# Short task:
Using the data below, determine the number of lines that include the string "تمرين". Write only that number.

-- Begin Input --

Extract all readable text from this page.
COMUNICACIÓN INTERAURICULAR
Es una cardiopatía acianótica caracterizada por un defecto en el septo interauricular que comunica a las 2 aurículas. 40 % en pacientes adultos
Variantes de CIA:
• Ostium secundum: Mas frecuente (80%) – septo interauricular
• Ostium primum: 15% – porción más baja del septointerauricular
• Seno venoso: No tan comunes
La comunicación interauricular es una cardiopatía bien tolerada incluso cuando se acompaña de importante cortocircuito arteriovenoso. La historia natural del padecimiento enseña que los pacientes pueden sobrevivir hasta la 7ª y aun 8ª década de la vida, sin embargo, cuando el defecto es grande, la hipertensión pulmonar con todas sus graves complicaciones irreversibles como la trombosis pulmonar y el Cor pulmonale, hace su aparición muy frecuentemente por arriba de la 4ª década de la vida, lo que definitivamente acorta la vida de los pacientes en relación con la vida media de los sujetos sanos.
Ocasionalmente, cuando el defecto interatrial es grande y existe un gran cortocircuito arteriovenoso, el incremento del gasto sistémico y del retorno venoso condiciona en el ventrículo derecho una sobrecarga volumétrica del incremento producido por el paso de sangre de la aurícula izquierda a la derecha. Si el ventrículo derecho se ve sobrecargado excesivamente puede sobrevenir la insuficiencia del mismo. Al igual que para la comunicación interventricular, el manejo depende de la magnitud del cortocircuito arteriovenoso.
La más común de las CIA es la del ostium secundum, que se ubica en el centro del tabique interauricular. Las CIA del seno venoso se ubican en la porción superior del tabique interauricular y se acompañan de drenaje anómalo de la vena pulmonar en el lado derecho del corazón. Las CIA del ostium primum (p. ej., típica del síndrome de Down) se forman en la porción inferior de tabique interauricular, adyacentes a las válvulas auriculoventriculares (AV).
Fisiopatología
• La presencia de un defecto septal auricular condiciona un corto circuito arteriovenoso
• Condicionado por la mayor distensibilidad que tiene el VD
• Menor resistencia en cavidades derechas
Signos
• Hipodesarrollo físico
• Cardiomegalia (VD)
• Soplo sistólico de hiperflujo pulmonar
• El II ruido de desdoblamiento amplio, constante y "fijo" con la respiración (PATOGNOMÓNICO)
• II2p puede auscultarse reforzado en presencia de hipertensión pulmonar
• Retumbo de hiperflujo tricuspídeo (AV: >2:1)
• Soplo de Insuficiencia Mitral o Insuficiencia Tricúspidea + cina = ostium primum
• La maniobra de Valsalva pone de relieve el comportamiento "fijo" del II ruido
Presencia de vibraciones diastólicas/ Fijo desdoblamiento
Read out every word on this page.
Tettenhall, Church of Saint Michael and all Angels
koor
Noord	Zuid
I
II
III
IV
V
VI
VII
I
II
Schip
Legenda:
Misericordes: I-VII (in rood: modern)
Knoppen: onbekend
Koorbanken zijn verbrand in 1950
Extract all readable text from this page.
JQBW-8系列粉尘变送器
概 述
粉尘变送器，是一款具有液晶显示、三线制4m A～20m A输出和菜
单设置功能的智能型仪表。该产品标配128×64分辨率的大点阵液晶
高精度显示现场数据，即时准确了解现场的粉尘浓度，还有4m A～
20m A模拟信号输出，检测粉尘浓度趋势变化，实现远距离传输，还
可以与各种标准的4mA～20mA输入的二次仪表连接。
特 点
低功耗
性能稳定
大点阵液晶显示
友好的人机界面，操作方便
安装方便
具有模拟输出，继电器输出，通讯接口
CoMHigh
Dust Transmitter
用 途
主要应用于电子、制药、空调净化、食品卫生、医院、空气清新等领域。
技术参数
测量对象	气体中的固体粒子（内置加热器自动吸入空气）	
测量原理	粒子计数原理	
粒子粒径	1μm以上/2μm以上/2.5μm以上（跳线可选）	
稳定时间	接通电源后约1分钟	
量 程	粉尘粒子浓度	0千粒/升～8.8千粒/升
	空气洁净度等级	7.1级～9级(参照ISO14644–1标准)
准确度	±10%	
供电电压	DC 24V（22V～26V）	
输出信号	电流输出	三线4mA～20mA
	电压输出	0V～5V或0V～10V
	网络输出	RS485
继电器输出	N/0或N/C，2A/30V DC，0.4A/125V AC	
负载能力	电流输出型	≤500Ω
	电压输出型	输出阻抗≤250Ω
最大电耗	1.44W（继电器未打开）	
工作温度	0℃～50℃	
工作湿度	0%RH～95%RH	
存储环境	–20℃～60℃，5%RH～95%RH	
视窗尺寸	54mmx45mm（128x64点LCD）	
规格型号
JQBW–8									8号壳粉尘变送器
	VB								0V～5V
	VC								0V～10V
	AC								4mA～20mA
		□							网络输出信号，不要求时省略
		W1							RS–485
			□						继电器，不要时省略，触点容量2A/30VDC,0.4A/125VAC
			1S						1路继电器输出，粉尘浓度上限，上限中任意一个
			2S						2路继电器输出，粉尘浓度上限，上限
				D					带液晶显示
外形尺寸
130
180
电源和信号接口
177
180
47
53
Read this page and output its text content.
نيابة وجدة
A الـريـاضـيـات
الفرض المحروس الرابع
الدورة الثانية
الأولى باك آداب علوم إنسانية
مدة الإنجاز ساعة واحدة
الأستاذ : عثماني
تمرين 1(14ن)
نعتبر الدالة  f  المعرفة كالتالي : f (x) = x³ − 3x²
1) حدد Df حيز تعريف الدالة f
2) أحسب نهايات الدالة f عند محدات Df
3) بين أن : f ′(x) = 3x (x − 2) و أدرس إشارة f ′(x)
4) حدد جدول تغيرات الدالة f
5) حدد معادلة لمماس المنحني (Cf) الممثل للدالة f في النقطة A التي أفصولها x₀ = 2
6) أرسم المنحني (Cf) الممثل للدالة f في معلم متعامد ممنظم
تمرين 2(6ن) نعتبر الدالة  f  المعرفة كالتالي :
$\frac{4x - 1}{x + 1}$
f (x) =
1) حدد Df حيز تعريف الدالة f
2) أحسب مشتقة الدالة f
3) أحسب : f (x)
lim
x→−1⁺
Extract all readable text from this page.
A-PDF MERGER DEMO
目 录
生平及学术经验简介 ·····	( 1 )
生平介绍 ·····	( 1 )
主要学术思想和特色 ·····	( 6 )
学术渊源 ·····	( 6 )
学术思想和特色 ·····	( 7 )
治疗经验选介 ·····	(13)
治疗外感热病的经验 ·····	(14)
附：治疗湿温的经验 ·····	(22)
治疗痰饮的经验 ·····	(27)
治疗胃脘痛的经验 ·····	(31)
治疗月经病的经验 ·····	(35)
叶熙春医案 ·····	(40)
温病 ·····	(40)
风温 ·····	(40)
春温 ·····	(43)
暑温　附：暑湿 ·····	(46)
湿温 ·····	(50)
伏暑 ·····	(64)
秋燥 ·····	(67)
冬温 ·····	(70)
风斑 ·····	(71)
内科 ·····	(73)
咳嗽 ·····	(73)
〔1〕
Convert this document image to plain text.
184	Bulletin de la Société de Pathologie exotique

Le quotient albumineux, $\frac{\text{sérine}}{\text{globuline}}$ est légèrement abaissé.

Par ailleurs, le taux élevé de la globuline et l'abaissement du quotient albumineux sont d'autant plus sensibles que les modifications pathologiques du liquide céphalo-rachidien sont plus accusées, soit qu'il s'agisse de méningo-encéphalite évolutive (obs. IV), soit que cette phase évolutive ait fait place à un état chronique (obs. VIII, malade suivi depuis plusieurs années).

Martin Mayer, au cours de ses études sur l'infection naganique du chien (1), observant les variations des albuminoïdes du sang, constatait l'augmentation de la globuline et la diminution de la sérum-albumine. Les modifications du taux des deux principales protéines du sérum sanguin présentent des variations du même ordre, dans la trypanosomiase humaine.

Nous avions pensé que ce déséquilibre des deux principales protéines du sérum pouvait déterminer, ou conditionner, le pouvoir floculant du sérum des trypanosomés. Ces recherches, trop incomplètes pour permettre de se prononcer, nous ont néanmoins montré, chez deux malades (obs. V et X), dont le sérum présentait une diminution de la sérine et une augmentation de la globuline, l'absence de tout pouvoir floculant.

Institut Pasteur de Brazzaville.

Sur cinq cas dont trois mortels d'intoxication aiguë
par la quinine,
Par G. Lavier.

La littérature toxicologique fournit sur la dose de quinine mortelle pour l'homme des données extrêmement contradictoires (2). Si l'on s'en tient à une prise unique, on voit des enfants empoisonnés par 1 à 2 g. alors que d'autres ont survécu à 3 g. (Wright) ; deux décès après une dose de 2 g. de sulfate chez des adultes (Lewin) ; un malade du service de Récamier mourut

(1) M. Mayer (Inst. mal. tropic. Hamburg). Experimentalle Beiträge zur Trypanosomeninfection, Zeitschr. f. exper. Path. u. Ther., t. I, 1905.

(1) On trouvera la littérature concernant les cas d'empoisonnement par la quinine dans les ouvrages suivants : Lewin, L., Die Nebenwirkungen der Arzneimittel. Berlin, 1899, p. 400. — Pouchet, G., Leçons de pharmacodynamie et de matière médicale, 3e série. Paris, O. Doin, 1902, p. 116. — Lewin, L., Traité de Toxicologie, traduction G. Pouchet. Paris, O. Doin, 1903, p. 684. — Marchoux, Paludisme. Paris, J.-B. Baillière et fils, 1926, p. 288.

-- End Input --

# Answer to the problem:
2